Filter the listing below, copying every line in which the word "Franc" appears.
— Begin MATERIALS PROVIDED —
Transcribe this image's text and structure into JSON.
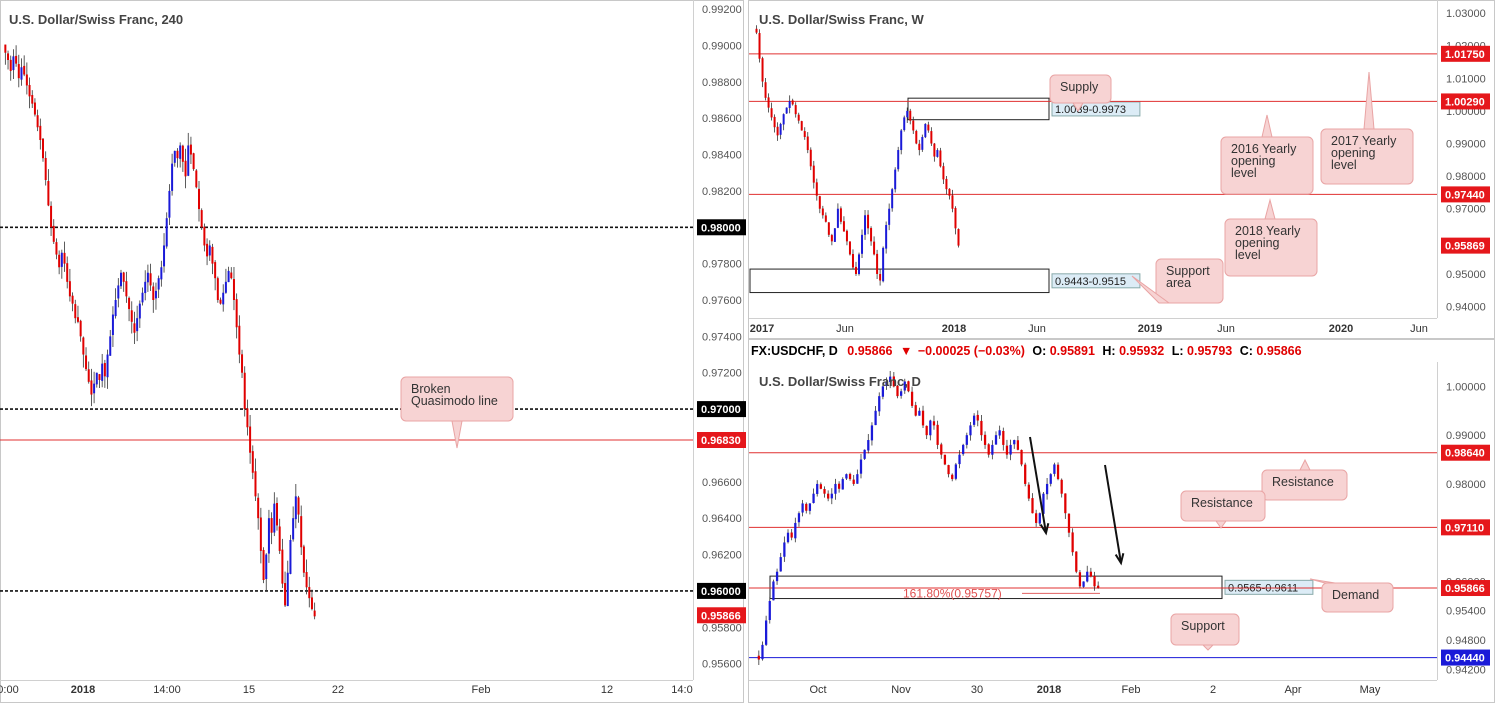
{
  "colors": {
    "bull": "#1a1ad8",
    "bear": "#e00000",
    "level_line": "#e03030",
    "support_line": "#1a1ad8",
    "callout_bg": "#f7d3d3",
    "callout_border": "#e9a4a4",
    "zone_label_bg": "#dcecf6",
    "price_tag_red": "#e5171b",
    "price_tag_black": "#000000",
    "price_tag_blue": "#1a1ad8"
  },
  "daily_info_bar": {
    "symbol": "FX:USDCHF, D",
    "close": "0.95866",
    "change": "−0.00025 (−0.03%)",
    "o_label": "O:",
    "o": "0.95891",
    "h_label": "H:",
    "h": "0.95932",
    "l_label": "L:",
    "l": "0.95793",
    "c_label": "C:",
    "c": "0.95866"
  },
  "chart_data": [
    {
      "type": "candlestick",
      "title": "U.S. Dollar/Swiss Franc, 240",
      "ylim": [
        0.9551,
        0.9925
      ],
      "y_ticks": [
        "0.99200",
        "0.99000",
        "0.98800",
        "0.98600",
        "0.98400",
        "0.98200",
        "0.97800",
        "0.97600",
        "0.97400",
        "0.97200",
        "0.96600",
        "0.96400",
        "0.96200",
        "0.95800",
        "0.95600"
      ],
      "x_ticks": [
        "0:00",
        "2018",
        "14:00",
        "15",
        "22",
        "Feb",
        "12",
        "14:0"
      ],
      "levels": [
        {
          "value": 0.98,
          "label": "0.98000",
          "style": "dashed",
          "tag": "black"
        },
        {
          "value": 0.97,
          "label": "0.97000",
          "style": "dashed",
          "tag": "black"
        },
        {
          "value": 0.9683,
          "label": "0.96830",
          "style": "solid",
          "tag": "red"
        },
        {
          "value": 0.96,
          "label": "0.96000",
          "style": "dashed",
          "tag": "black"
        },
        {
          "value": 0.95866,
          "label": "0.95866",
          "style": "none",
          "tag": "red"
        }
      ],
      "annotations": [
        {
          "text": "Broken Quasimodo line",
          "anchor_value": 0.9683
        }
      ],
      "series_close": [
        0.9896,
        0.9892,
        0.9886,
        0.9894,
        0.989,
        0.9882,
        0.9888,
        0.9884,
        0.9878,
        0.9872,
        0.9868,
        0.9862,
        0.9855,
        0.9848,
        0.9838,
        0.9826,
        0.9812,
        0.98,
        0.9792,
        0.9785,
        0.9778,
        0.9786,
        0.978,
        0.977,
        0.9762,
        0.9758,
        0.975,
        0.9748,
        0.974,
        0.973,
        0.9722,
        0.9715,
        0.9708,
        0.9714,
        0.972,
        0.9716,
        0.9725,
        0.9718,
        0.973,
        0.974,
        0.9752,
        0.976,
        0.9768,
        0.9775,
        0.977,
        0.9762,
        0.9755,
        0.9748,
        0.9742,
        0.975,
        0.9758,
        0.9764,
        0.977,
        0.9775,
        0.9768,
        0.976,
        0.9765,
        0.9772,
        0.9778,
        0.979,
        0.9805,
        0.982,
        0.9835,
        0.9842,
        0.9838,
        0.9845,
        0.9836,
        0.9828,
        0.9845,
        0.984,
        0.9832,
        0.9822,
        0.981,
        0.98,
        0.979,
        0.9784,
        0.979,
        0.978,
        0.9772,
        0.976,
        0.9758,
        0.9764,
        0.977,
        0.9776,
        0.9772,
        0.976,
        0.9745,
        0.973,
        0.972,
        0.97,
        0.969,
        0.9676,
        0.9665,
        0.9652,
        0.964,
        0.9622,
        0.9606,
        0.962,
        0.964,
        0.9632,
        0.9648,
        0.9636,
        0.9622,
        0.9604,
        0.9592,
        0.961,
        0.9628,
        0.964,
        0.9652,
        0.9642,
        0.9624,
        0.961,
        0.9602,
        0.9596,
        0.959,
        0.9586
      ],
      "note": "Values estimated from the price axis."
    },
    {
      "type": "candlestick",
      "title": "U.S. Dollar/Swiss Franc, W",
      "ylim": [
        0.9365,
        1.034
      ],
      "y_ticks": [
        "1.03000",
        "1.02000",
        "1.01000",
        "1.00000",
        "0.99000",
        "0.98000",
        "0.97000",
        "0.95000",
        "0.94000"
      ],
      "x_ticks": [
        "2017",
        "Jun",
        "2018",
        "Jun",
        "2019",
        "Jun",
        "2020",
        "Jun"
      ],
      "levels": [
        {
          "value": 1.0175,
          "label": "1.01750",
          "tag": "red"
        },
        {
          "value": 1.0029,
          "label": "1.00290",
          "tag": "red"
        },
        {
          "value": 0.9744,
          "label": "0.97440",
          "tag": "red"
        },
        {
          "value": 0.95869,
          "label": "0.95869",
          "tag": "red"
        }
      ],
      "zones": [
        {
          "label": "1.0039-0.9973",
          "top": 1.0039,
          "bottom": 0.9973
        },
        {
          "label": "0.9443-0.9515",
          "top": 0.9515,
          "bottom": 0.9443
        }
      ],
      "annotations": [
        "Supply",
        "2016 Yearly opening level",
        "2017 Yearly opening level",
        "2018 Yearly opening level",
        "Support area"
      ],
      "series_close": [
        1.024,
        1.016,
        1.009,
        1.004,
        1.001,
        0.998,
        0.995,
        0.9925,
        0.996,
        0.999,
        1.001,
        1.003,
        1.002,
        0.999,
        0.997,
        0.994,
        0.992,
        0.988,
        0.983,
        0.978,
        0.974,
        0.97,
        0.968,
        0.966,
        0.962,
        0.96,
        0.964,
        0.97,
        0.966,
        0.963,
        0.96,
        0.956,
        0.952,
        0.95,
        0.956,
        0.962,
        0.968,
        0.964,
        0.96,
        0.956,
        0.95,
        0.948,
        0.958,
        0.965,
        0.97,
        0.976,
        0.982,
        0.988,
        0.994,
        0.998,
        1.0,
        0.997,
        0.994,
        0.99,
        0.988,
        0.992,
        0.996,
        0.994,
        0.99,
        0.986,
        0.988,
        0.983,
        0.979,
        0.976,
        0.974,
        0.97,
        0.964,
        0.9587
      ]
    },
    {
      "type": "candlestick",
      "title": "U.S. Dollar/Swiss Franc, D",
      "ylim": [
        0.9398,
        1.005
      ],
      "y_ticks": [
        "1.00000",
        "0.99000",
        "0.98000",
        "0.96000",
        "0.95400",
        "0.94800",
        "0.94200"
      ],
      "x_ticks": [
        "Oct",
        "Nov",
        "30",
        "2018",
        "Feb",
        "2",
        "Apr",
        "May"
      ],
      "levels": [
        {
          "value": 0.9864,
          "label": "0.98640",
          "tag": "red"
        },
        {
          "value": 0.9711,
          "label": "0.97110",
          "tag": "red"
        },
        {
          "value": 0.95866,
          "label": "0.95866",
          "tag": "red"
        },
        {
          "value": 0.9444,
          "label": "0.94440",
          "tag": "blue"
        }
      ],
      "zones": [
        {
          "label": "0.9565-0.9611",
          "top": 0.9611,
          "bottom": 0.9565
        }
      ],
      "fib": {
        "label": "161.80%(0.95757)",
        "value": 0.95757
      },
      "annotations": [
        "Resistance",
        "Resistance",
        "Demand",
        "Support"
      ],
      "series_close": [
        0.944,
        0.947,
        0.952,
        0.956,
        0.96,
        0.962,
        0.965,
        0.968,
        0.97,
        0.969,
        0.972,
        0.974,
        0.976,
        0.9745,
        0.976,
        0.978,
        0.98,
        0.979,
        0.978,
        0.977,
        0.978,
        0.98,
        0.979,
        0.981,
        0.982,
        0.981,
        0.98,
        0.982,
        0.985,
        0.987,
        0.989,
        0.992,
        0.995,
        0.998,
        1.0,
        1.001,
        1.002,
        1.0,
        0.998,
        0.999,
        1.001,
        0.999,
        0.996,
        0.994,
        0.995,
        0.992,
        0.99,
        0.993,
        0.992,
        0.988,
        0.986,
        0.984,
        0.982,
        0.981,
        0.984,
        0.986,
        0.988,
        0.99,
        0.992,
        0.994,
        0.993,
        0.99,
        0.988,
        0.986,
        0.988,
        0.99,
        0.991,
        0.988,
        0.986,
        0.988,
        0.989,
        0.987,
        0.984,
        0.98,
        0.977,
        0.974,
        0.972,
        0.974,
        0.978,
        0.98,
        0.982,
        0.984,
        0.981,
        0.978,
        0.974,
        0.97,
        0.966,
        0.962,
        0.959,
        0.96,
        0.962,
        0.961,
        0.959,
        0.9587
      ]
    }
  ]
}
— End MATERIALS PROVIDED —
*SOLUTION TO THE EXERCISE*:
      "title": "U.S. Dollar/Swiss Franc, 240",
      "title": "U.S. Dollar/Swiss Franc, W",
      "title": "U.S. Dollar/Swiss Franc, D",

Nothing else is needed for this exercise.